● PROBLEM TO WORK ON
Output each entry that follows exactly. Images stay out.
****************************************
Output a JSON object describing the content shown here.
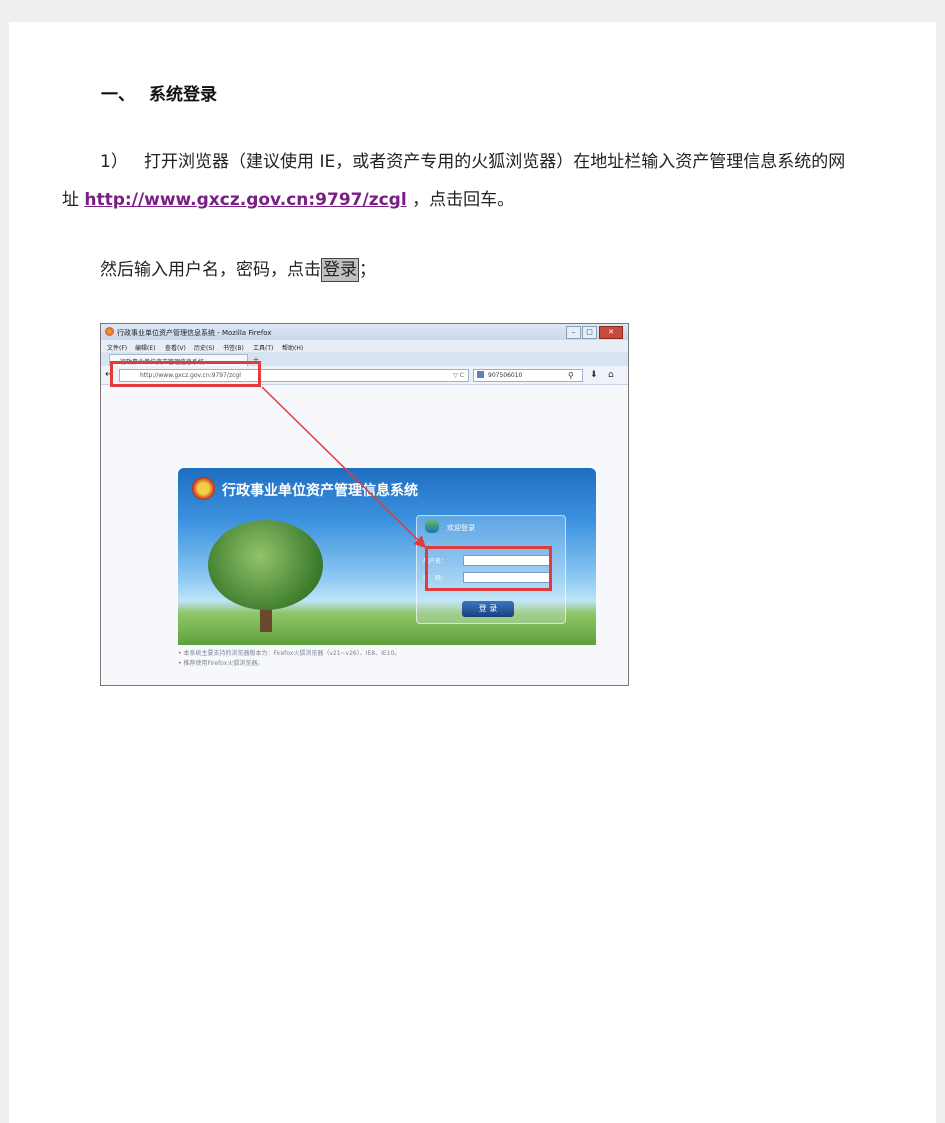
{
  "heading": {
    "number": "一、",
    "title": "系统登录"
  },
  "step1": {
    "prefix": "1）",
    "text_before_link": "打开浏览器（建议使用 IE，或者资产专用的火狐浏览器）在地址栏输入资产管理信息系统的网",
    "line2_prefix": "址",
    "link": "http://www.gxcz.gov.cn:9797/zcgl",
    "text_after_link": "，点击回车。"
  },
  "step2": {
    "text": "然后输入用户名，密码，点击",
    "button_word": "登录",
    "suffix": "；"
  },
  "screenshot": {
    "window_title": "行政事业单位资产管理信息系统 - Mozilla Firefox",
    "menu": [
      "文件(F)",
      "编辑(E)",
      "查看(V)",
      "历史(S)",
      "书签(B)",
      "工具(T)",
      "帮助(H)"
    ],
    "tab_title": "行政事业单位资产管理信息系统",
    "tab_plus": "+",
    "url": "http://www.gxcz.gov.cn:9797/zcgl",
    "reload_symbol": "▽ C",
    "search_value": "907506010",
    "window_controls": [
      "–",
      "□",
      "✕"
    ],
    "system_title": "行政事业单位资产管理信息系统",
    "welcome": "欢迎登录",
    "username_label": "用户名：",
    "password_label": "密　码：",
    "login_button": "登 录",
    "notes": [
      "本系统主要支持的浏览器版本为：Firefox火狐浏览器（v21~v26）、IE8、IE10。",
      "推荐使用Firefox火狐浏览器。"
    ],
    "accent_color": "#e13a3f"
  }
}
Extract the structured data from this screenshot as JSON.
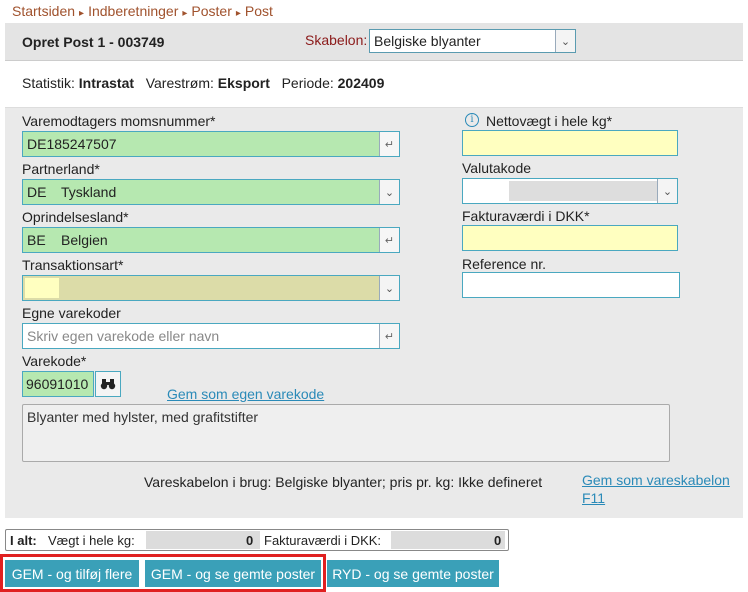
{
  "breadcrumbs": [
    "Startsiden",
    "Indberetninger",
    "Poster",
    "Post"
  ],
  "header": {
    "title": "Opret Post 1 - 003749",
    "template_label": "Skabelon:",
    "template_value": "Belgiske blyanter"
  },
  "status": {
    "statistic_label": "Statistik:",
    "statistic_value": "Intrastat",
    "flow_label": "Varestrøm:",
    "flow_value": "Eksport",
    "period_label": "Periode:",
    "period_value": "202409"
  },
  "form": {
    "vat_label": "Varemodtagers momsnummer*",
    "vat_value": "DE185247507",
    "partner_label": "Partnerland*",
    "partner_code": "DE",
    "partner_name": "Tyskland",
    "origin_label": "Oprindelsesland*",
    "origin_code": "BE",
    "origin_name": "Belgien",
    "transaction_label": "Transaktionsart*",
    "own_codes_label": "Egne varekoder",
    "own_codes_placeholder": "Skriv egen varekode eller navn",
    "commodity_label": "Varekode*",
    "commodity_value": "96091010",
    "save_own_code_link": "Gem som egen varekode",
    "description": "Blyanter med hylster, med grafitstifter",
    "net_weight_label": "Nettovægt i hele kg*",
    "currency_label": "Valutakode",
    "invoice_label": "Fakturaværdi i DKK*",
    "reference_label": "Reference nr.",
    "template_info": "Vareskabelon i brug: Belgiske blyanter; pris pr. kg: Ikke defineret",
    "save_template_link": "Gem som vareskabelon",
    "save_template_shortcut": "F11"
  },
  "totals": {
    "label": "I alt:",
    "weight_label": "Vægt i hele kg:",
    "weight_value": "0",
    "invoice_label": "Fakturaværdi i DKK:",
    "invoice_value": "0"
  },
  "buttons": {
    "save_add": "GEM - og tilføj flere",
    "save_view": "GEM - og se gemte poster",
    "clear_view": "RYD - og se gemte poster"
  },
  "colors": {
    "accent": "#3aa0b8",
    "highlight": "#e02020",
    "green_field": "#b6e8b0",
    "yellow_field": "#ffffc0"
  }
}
****************************************
● EXERCISE ANSWER
Output a JSON object describing the content shown here.
{
  "heading": {
    "number": "一、",
    "title": "系统登录"
  },
  "step1": {
    "prefix": "1）",
    "text_before_link": "打开浏览器（建议使用 IE，或者资产专用的火狐浏览器）在地址栏输入资产管理信息系统的网",
    "line2_prefix": "址",
    "link": "http://www.gxcz.gov.cn:9797/zcgl",
    "text_after_link": "，点击回车。"
  },
  "step2": {
    "text": "然后输入用户名，密码，点击",
    "button_word": "登录",
    "suffix": "；"
  },
  "screenshot": {
    "window_title": "行政事业单位资产管理信息系统 - Mozilla Firefox",
    "menu": [
      "文件(F)",
      "编辑(E)",
      "查看(V)",
      "历史(S)",
      "书签(B)",
      "工具(T)",
      "帮助(H)"
    ],
    "tab_title": "行政事业单位资产管理信息系统",
    "tab_plus": "+",
    "url": "http://www.gxcz.gov.cn:9797/zcgl",
    "reload_symbol": "▽ C",
    "search_value": "907506010",
    "window_controls": [
      "–",
      "□",
      "✕"
    ],
    "system_title": "行政事业单位资产管理信息系统",
    "welcome": "欢迎登录",
    "username_label": "用户名：",
    "password_label": "密　码：",
    "login_button": "登 录",
    "notes": [
      "本系统主要支持的浏览器版本为：Firefox火狐浏览器（v21~v26）、IE8、IE10。",
      "推荐使用Firefox火狐浏览器。"
    ],
    "accent_color": "#e13a3f"
  }
}
Extract the structured data from this screenshot as JSON.
{
  "breadcrumbs": [
    "Startsiden",
    "Indberetninger",
    "Poster",
    "Post"
  ],
  "header": {
    "title": "Opret Post 1 - 003749",
    "template_label": "Skabelon:",
    "template_value": "Belgiske blyanter"
  },
  "status": {
    "statistic_label": "Statistik:",
    "statistic_value": "Intrastat",
    "flow_label": "Varestrøm:",
    "flow_value": "Eksport",
    "period_label": "Periode:",
    "period_value": "202409"
  },
  "form": {
    "vat_label": "Varemodtagers momsnummer*",
    "vat_value": "DE185247507",
    "partner_label": "Partnerland*",
    "partner_code": "DE",
    "partner_name": "Tyskland",
    "origin_label": "Oprindelsesland*",
    "origin_code": "BE",
    "origin_name": "Belgien",
    "transaction_label": "Transaktionsart*",
    "own_codes_label": "Egne varekoder",
    "own_codes_placeholder": "Skriv egen varekode eller navn",
    "commodity_label": "Varekode*",
    "commodity_value": "96091010",
    "save_own_code_link": "Gem som egen varekode",
    "description": "Blyanter med hylster, med grafitstifter",
    "net_weight_label": "Nettovægt i hele kg*",
    "currency_label": "Valutakode",
    "invoice_label": "Fakturaværdi i DKK*",
    "reference_label": "Reference nr.",
    "template_info": "Vareskabelon i brug: Belgiske blyanter; pris pr. kg: Ikke defineret",
    "save_template_link": "Gem som vareskabelon",
    "save_template_shortcut": "F11"
  },
  "totals": {
    "label": "I alt:",
    "weight_label": "Vægt i hele kg:",
    "weight_value": "0",
    "invoice_label": "Fakturaværdi i DKK:",
    "invoice_value": "0"
  },
  "buttons": {
    "save_add": "GEM - og tilføj flere",
    "save_view": "GEM - og se gemte poster",
    "clear_view": "RYD - og se gemte poster"
  },
  "colors": {
    "accent": "#3aa0b8",
    "highlight": "#e02020",
    "green_field": "#b6e8b0",
    "yellow_field": "#ffffc0"
  }
}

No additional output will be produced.